## What this task involves
Identify the lines that include the word "โพสต", then copy all of them.

## Records for this exercise
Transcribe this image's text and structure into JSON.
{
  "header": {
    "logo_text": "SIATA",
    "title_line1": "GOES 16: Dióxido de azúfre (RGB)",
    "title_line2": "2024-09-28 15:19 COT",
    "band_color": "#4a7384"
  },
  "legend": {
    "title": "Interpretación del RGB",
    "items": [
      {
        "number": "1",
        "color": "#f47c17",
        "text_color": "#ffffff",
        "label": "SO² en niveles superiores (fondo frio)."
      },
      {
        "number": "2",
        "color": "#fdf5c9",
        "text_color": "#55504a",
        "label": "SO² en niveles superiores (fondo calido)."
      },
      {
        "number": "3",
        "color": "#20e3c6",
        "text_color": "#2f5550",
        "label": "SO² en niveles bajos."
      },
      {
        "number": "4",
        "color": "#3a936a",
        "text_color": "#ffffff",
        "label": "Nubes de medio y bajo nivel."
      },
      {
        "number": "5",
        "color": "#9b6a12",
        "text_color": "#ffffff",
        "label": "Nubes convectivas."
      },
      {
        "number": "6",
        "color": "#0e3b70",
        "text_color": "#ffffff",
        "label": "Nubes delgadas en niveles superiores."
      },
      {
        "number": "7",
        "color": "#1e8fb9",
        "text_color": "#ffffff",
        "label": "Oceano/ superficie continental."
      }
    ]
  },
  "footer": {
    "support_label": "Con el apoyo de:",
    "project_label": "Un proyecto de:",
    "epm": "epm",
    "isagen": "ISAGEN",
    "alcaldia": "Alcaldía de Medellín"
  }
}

...

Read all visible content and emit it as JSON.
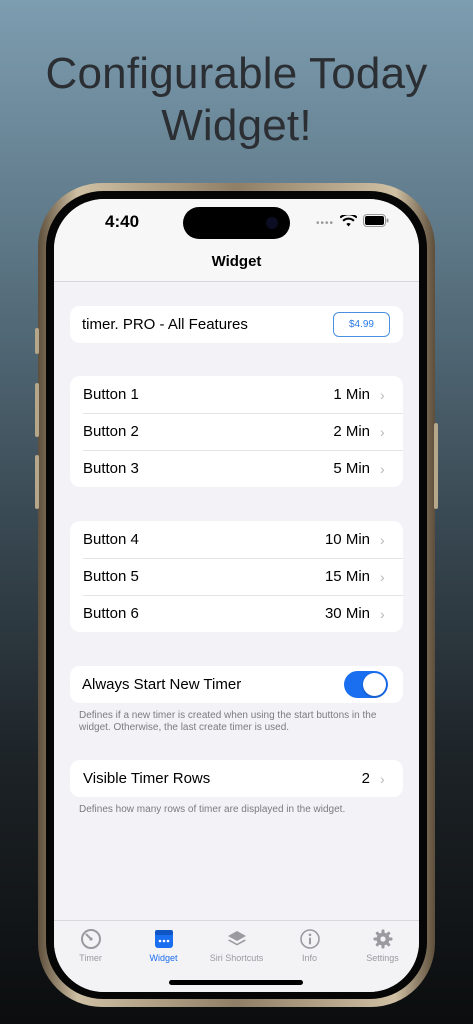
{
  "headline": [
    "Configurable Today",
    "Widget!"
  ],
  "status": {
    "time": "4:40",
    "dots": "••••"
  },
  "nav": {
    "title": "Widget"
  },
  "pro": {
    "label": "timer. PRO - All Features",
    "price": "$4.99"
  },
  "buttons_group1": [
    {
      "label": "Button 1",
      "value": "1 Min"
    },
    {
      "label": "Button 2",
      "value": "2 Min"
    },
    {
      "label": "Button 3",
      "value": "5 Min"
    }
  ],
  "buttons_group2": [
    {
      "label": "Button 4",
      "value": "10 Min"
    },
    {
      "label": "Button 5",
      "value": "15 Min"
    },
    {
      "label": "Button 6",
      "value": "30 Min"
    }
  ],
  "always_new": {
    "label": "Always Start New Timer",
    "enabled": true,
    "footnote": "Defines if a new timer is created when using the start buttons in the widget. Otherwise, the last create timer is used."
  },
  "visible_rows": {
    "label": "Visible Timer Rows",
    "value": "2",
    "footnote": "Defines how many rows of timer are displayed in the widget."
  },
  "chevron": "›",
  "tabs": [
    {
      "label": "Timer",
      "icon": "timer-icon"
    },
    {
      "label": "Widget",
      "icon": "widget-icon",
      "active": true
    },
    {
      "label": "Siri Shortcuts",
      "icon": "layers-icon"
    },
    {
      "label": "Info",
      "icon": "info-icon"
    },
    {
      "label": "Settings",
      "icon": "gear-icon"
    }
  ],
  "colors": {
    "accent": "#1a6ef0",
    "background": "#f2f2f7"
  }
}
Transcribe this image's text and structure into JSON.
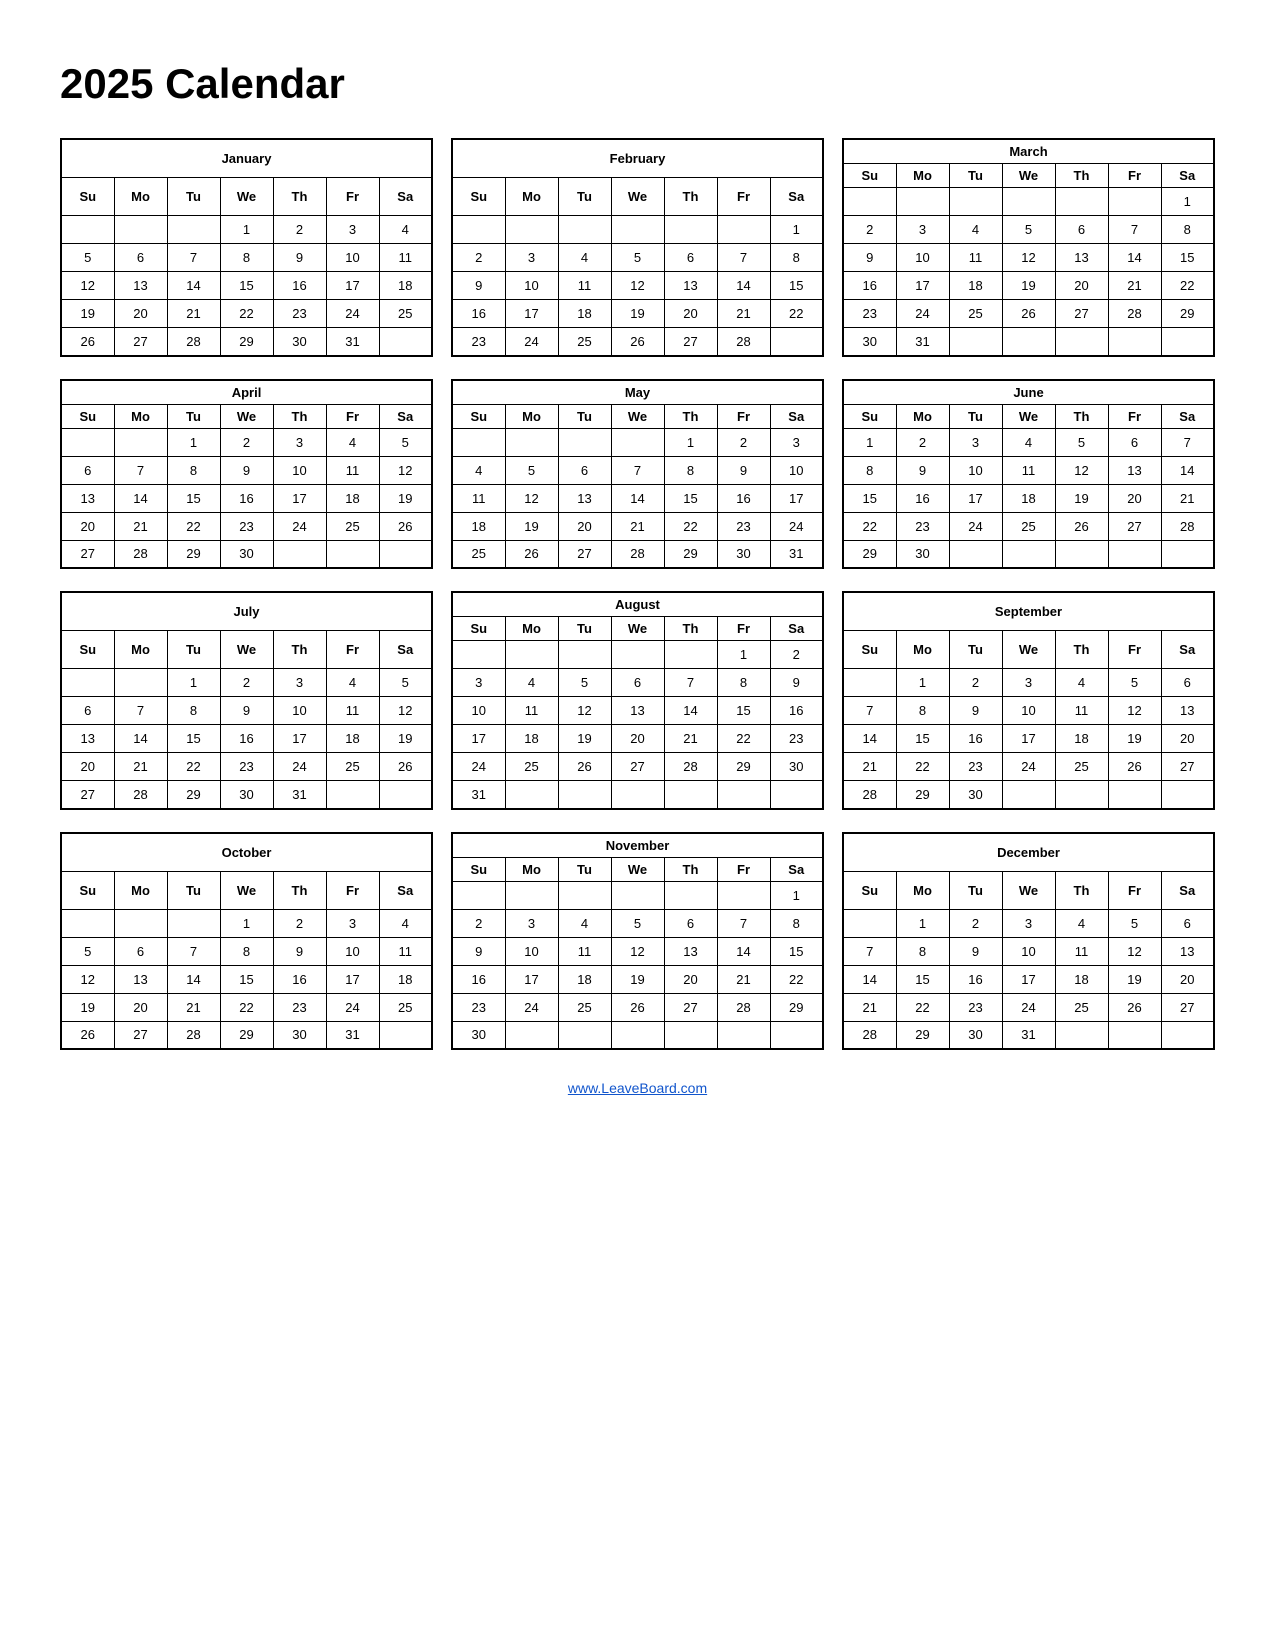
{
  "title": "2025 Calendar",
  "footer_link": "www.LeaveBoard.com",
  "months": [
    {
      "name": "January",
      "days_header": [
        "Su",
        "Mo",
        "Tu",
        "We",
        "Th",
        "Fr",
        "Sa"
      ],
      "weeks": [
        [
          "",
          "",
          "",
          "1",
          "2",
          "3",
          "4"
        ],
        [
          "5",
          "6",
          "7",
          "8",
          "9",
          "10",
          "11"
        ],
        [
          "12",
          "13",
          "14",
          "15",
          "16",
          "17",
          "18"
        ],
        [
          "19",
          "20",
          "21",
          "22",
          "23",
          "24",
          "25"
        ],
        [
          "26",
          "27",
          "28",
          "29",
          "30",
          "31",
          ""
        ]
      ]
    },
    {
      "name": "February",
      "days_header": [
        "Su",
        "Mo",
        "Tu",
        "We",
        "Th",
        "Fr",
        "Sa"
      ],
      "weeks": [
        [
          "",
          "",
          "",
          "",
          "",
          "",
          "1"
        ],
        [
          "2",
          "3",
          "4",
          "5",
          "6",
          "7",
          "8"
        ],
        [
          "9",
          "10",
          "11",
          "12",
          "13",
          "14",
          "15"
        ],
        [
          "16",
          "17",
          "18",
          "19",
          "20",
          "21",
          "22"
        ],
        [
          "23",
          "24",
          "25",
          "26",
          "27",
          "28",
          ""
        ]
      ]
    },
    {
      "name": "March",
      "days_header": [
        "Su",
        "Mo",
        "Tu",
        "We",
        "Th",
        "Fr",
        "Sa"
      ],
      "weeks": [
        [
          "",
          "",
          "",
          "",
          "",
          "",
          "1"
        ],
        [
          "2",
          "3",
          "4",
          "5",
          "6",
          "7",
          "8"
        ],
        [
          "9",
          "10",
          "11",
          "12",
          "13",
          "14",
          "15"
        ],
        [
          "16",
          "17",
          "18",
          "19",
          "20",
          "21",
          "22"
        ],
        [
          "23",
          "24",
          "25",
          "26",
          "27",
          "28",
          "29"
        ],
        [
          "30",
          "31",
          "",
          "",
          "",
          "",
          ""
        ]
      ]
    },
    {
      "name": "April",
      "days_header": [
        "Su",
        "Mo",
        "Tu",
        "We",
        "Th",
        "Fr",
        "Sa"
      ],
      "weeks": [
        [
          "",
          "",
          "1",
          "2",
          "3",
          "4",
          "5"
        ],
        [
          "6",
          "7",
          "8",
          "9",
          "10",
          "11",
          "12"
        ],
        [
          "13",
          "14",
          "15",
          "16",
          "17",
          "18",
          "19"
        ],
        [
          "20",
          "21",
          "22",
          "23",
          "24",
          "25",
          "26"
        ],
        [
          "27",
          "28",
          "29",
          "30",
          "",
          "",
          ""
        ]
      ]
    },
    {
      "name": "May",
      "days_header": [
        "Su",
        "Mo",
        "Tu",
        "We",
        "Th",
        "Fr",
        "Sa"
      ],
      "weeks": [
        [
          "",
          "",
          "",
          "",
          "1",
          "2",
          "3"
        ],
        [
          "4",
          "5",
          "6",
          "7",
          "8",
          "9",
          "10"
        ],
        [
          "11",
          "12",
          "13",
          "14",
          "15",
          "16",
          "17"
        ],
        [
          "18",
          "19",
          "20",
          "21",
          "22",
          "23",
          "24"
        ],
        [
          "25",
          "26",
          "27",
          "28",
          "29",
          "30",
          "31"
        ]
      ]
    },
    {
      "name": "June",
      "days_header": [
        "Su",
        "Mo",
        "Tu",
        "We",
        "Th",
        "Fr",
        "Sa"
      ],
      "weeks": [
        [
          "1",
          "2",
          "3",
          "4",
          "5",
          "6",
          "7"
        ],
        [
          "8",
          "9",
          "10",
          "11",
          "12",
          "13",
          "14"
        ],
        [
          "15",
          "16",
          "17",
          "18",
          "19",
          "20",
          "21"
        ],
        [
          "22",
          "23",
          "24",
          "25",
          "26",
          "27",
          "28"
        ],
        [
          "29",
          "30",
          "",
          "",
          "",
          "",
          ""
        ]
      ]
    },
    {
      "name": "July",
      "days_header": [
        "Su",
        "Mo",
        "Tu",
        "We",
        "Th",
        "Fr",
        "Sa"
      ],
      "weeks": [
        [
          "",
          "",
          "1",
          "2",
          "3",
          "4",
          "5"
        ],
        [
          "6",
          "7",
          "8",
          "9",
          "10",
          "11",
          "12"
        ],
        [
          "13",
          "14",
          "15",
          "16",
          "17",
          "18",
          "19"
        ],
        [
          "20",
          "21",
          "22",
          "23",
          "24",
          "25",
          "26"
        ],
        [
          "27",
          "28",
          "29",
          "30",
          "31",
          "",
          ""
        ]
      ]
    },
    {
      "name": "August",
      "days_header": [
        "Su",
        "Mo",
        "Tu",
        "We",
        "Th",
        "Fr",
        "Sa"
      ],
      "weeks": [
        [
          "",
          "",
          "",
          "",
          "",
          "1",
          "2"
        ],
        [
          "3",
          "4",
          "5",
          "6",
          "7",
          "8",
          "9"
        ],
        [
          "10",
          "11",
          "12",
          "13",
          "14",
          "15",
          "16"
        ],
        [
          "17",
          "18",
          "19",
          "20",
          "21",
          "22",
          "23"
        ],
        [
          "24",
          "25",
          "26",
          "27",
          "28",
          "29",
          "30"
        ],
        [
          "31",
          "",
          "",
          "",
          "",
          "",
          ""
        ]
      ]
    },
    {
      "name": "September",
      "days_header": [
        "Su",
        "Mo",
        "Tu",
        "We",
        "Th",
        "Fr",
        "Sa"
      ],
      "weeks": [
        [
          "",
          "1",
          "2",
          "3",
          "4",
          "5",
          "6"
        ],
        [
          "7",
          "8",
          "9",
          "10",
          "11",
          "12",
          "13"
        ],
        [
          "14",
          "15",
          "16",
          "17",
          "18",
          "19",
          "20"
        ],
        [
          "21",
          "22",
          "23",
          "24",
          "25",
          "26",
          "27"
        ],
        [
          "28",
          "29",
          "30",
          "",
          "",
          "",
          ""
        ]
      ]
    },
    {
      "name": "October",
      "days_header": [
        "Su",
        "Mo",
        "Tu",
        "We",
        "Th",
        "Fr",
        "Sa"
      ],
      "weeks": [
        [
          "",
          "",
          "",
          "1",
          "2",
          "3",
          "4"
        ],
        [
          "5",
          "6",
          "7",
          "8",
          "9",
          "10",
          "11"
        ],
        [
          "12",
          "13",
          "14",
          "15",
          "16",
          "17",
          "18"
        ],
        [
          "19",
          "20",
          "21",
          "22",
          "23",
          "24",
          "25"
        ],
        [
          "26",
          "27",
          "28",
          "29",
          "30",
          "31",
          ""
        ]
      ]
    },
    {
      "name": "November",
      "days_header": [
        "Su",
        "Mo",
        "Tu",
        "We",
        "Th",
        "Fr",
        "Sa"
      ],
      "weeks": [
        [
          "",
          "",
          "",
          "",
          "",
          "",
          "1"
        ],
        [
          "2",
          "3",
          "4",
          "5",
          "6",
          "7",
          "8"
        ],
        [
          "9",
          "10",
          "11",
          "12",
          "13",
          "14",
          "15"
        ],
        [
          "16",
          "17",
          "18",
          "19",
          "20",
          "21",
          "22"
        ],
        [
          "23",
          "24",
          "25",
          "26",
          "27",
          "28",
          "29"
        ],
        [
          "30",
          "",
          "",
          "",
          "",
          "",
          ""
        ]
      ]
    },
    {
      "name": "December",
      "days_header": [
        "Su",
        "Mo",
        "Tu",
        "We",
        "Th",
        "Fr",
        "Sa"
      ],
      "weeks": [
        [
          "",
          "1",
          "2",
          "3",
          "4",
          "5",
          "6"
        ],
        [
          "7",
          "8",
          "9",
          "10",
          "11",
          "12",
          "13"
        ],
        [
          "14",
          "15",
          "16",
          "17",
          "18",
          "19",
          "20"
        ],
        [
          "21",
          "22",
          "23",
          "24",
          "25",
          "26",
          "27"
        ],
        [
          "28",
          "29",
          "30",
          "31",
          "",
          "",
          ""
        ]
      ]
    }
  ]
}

--

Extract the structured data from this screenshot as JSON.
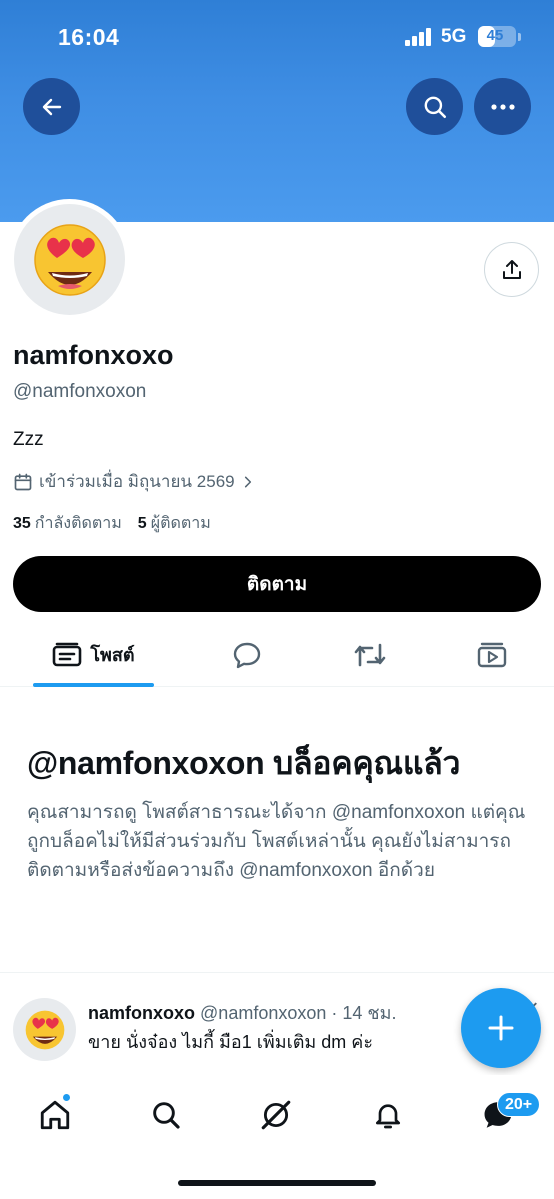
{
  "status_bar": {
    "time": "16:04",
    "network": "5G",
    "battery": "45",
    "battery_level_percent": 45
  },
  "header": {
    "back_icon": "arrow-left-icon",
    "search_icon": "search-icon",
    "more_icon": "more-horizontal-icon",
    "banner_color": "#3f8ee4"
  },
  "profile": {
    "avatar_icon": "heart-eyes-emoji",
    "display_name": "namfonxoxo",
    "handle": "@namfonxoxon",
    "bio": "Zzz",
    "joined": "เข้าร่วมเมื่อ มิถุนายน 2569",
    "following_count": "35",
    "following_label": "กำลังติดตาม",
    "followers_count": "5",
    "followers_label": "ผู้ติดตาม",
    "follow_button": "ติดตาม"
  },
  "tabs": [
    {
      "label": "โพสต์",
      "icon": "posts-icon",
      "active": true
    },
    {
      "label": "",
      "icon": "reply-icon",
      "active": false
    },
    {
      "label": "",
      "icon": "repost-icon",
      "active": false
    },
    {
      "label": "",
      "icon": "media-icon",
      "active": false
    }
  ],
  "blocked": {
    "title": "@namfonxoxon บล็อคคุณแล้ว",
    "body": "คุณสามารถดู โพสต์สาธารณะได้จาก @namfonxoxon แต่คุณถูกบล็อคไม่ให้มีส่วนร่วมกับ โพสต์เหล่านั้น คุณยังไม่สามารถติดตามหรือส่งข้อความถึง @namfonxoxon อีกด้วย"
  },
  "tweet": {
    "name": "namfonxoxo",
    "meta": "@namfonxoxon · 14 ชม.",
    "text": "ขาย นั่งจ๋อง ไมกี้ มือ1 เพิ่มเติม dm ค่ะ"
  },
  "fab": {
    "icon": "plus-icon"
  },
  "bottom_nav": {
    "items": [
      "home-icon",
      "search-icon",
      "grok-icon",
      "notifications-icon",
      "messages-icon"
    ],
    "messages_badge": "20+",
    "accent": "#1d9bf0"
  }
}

## Written solution
      "label": "โพสต์",
    "body": "คุณสามารถดู โพสต์สาธารณะได้จาก @namfonxoxon แต่คุณถูกบล็อคไม่ให้มีส่วนร่วมกับ โพสต์เหล่านั้น คุณยังไม่สามารถติดตามหรือส่งข้อความถึง @namfonxoxon อีกด้วย"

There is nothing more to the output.